• To be done: Copy out the data below from the line containing "Enumerate this screenshot's" to the line containing "Parse this screenshot: output", both lines included, with all images left out.

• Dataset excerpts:
::::::::
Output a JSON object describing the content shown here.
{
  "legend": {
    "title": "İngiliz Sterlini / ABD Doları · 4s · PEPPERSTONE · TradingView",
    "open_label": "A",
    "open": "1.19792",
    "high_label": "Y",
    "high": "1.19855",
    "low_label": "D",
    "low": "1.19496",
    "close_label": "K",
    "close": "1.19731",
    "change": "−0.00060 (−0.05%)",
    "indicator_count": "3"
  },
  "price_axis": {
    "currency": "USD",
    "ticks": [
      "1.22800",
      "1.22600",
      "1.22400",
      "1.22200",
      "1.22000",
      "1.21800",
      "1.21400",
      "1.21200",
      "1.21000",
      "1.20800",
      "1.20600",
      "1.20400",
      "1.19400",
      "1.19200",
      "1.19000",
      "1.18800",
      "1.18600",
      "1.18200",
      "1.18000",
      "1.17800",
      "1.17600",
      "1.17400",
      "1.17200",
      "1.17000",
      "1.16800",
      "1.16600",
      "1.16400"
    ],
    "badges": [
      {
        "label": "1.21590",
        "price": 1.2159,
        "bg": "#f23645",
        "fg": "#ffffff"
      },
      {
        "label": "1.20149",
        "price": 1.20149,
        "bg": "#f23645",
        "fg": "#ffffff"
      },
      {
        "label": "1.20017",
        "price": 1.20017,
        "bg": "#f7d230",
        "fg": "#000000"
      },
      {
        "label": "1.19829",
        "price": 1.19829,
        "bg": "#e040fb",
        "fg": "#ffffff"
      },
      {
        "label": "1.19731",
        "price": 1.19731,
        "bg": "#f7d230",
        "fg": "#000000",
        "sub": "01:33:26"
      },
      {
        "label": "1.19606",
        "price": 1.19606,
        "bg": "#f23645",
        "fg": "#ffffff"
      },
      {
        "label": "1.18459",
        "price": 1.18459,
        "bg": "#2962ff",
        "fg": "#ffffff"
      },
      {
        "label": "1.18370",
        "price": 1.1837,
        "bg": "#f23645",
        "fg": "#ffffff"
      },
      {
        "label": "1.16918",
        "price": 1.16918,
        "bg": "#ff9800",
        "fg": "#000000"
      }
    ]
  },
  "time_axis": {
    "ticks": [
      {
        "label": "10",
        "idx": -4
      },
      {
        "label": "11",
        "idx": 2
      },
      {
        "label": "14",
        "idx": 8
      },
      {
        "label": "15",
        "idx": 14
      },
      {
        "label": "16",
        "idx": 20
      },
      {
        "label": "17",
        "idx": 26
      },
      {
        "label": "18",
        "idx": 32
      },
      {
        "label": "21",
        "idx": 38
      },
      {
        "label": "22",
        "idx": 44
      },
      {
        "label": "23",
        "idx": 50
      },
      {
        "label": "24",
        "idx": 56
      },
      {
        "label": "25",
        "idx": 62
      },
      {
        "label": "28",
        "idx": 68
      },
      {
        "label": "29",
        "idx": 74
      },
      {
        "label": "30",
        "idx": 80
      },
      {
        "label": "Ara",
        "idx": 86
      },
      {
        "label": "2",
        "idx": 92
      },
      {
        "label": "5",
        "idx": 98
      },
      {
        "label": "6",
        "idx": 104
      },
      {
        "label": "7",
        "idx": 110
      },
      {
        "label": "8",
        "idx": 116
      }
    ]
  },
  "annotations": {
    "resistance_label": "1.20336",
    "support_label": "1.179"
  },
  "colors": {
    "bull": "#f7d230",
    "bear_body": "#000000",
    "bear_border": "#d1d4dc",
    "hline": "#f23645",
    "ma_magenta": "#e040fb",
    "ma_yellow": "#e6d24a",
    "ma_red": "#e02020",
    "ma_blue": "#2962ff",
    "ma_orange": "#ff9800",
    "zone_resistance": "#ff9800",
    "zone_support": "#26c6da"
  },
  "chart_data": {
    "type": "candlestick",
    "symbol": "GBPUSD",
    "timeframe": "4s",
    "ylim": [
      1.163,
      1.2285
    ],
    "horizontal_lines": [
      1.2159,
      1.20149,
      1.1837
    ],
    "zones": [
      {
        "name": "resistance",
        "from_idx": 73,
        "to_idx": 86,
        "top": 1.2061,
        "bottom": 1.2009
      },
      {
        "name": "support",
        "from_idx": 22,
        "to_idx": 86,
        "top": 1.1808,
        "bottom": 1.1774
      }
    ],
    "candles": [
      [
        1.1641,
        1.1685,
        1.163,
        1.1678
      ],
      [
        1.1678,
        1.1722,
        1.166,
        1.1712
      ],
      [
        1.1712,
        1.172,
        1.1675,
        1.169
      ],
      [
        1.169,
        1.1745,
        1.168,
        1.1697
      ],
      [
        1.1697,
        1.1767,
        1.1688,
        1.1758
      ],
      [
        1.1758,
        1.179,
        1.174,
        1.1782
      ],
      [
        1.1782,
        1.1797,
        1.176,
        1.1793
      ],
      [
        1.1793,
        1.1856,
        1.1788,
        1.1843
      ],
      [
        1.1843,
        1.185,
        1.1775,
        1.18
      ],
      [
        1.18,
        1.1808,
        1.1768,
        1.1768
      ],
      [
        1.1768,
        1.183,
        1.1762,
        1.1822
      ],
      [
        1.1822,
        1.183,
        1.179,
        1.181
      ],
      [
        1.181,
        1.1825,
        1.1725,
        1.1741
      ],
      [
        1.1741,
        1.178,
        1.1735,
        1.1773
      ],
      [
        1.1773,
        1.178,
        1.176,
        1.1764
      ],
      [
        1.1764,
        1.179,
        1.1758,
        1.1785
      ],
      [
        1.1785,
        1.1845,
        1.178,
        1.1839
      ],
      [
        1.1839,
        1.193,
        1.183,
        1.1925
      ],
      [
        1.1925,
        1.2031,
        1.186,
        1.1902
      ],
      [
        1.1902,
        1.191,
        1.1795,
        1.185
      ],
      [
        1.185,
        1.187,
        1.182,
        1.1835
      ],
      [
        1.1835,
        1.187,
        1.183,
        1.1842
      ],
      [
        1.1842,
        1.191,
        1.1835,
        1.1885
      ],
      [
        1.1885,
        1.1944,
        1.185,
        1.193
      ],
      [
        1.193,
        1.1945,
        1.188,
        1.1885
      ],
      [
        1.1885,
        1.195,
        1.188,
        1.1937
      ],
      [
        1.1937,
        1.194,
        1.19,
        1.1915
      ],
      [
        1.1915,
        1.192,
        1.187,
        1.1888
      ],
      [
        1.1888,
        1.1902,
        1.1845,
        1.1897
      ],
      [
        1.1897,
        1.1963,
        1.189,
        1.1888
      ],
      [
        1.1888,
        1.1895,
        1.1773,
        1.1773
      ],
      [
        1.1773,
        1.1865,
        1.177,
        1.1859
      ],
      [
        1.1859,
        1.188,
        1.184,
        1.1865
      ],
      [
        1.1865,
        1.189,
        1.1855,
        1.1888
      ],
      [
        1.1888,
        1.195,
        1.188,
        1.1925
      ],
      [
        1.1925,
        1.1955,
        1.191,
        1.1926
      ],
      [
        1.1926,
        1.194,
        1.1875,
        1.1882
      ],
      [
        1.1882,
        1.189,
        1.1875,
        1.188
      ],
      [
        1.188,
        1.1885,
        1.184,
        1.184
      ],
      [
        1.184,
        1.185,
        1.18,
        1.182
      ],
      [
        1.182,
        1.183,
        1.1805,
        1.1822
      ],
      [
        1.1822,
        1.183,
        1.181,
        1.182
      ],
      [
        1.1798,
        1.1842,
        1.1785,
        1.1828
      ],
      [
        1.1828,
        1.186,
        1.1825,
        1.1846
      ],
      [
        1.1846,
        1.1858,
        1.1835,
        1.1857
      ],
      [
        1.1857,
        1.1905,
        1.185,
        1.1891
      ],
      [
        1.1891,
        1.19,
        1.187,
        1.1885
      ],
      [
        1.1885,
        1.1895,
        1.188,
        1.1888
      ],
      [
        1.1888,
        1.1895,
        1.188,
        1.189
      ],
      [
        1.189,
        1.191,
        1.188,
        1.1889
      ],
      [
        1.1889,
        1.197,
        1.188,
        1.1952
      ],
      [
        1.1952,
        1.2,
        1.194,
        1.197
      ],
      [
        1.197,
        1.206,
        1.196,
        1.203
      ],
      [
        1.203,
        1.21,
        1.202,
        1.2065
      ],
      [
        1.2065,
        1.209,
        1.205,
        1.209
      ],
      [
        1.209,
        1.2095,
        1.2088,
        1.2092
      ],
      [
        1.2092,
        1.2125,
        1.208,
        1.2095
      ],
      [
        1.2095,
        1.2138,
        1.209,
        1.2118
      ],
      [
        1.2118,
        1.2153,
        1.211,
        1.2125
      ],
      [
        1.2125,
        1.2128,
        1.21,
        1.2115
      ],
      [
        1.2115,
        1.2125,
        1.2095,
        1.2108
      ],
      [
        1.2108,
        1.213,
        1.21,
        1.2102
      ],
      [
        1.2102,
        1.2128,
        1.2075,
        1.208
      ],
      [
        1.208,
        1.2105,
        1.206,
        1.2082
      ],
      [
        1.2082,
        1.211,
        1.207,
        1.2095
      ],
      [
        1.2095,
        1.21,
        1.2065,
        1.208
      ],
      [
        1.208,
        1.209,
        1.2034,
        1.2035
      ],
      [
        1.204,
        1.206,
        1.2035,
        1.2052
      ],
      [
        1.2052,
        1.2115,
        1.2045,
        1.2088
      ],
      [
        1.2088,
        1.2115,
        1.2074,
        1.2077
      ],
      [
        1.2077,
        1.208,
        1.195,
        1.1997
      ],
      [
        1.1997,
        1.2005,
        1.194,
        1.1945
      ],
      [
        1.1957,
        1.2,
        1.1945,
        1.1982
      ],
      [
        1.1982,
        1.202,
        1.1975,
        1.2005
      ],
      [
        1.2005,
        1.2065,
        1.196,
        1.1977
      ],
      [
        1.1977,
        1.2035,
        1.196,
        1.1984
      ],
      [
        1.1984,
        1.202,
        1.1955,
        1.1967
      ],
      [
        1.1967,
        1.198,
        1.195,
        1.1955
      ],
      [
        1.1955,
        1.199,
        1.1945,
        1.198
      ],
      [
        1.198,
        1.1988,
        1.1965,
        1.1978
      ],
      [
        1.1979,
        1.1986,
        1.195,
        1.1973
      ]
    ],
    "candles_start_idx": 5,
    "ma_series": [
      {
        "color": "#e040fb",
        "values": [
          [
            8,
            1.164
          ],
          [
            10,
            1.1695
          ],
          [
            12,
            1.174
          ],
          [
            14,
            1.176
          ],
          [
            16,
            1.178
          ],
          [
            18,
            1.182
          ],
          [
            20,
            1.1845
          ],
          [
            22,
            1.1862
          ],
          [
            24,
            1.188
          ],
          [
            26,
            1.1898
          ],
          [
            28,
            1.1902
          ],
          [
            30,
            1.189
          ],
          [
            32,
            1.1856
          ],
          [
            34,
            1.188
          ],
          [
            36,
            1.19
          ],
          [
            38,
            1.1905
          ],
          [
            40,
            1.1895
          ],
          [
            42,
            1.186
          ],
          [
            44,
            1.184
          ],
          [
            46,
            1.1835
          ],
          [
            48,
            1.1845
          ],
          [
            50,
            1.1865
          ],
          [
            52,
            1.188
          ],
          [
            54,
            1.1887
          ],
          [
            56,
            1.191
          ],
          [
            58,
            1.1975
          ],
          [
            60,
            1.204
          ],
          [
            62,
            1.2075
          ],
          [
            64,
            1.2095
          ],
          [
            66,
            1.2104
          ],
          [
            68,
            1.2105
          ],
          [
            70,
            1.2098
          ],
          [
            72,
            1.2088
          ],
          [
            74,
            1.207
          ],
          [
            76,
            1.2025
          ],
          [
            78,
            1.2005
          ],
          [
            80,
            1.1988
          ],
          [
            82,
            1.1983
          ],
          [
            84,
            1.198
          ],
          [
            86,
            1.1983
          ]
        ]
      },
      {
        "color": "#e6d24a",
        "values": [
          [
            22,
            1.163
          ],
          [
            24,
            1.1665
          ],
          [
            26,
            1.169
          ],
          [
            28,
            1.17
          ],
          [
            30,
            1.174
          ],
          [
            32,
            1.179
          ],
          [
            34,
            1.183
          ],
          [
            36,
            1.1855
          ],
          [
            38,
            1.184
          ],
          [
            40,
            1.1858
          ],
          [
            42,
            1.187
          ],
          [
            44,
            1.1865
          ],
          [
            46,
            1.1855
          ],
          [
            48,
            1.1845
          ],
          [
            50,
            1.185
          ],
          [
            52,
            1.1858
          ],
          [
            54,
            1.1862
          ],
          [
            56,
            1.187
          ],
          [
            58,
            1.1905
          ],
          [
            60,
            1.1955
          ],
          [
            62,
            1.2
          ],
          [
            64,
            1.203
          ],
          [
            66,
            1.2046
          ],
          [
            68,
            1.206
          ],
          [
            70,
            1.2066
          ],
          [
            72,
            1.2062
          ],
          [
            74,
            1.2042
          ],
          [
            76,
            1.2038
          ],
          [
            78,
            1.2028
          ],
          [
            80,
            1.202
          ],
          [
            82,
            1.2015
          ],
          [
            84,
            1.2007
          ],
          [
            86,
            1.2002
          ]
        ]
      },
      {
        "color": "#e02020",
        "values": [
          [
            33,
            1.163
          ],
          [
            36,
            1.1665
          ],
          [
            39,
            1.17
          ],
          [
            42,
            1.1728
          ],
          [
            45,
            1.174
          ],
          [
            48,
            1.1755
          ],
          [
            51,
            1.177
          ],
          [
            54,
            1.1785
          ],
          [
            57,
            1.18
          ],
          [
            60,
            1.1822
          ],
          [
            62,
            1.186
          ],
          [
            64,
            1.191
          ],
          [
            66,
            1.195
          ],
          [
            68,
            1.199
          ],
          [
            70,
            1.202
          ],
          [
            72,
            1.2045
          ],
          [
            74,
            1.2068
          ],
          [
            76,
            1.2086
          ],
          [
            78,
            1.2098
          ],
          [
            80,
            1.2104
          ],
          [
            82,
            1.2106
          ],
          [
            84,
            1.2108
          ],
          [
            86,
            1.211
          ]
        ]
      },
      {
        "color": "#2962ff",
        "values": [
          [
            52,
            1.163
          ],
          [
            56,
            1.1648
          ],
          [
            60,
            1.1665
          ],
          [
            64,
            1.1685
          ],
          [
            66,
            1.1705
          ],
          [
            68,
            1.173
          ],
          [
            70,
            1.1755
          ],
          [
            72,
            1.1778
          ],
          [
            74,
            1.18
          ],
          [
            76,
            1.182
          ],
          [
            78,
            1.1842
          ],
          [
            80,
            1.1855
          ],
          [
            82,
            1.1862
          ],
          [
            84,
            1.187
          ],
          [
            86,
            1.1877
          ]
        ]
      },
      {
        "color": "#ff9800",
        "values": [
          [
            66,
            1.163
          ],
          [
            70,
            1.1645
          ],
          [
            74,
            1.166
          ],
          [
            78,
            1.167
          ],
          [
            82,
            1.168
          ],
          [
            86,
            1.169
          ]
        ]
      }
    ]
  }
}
::::::::
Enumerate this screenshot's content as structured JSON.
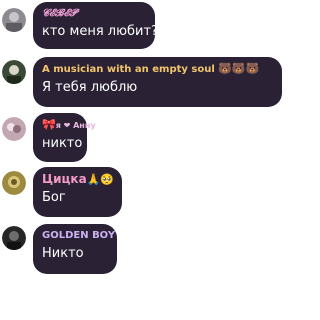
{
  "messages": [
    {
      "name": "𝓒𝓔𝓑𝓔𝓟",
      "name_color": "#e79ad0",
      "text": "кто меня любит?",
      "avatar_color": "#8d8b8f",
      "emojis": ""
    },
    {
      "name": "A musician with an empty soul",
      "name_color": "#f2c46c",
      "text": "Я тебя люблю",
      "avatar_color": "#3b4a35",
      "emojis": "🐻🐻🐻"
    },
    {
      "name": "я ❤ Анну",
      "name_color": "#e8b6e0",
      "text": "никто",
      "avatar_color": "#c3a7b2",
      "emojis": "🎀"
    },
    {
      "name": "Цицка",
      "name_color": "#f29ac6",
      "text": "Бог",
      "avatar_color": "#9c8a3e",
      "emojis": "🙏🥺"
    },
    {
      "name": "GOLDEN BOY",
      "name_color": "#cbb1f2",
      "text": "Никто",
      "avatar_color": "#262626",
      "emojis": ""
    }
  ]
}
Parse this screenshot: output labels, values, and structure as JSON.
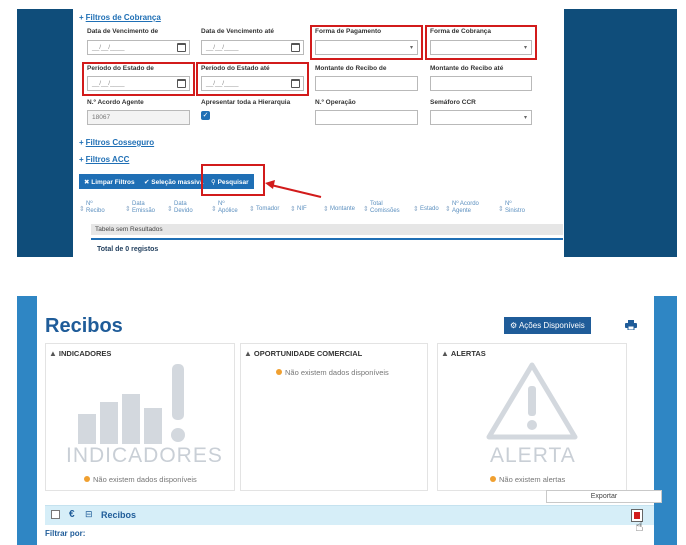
::::::::
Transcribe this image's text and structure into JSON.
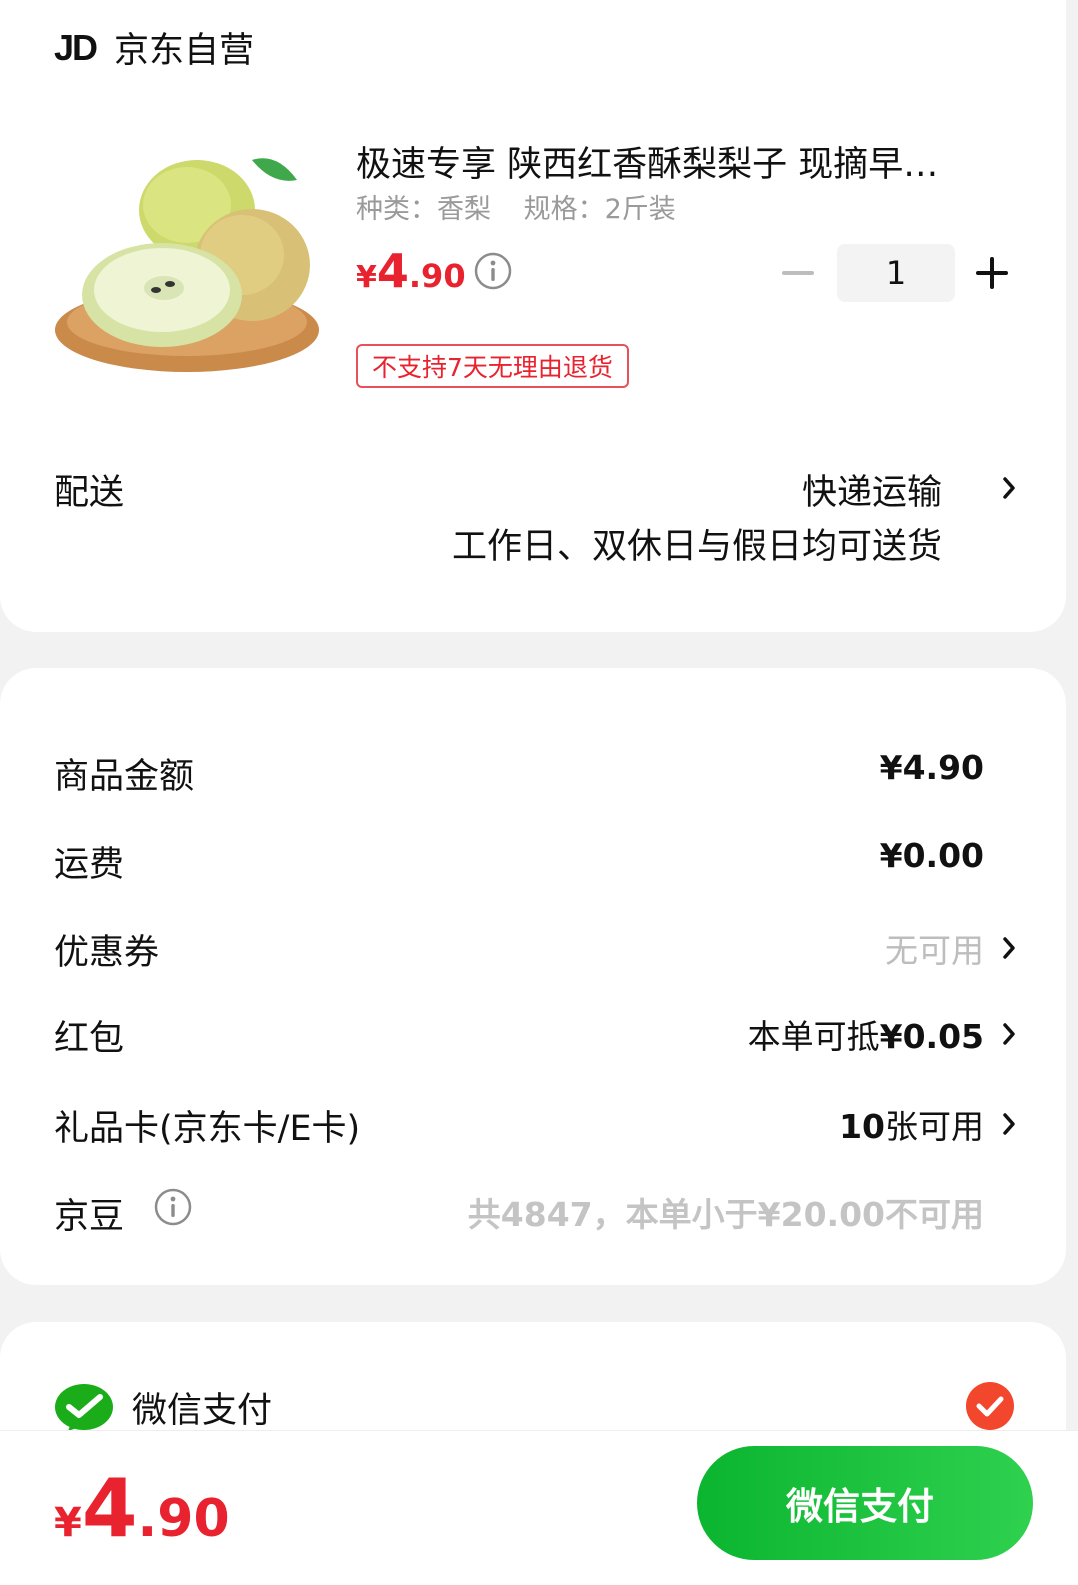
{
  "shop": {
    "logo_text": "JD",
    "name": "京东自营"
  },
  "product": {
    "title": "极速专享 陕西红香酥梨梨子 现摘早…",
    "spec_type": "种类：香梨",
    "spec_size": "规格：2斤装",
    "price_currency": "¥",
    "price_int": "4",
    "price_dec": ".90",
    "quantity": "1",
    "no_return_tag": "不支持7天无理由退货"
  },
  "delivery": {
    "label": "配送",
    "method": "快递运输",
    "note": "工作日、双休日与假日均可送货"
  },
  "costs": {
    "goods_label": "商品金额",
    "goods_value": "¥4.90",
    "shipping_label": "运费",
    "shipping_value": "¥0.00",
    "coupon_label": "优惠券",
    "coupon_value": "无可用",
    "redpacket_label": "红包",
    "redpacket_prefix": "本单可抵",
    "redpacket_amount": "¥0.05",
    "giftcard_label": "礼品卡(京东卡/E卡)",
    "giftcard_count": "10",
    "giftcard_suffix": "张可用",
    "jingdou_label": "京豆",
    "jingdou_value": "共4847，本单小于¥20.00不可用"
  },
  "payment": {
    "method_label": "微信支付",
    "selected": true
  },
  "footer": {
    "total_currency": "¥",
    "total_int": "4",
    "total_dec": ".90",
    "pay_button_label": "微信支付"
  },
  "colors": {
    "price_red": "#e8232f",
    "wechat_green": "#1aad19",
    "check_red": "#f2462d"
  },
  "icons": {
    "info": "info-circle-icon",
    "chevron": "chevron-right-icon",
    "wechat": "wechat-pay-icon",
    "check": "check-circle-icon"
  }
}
::::::::
• Answer for the task:
Enumerate this screenshot's content as structured JSON.
{
  "messages": [
    {
      "name": "𝓒𝓔𝓑𝓔𝓟",
      "name_color": "#e79ad0",
      "text": "кто меня любит?",
      "avatar_color": "#8d8b8f",
      "emojis": ""
    },
    {
      "name": "A musician with an empty soul",
      "name_color": "#f2c46c",
      "text": "Я тебя люблю",
      "avatar_color": "#3b4a35",
      "emojis": "🐻🐻🐻"
    },
    {
      "name": "я ❤ Анну",
      "name_color": "#e8b6e0",
      "text": "никто",
      "avatar_color": "#c3a7b2",
      "emojis": "🎀"
    },
    {
      "name": "Цицка",
      "name_color": "#f29ac6",
      "text": "Бог",
      "avatar_color": "#9c8a3e",
      "emojis": "🙏🥺"
    },
    {
      "name": "GOLDEN BOY",
      "name_color": "#cbb1f2",
      "text": "Никто",
      "avatar_color": "#262626",
      "emojis": ""
    }
  ]
}
Parse this screenshot: output labels, values, and structure as JSON.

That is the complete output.